* _Saved entries_:
============
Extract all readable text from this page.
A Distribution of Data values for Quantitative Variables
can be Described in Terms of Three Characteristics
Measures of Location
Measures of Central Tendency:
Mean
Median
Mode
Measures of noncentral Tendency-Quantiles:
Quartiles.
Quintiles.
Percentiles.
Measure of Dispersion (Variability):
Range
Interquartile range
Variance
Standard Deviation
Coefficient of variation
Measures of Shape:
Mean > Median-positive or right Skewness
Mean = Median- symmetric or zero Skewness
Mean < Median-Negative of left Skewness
============
* _EXERCISE DIRECTIONS_: All the data must be duplicated exactly, with nothing added or removed.

* _ANSWER TO THE EXERCISE_:
Extract all readable text from this page.
A Distribution of Data values for Quantitative Variables
can be Described in Terms of Three Characteristics
Measures of Location
Measures of Central Tendency:
Mean
Median
Mode
Measures of noncentral Tendency-Quantiles:
Quartiles.
Quintiles.
Percentiles.
Measure of Dispersion (Variability):
Range
Interquartile range
Variance
Standard Deviation
Coefficient of variation
Measures of Shape:
Mean > Median-positive or right Skewness
Mean = Median- symmetric or zero Skewness
Mean < Median-Negative of left Skewness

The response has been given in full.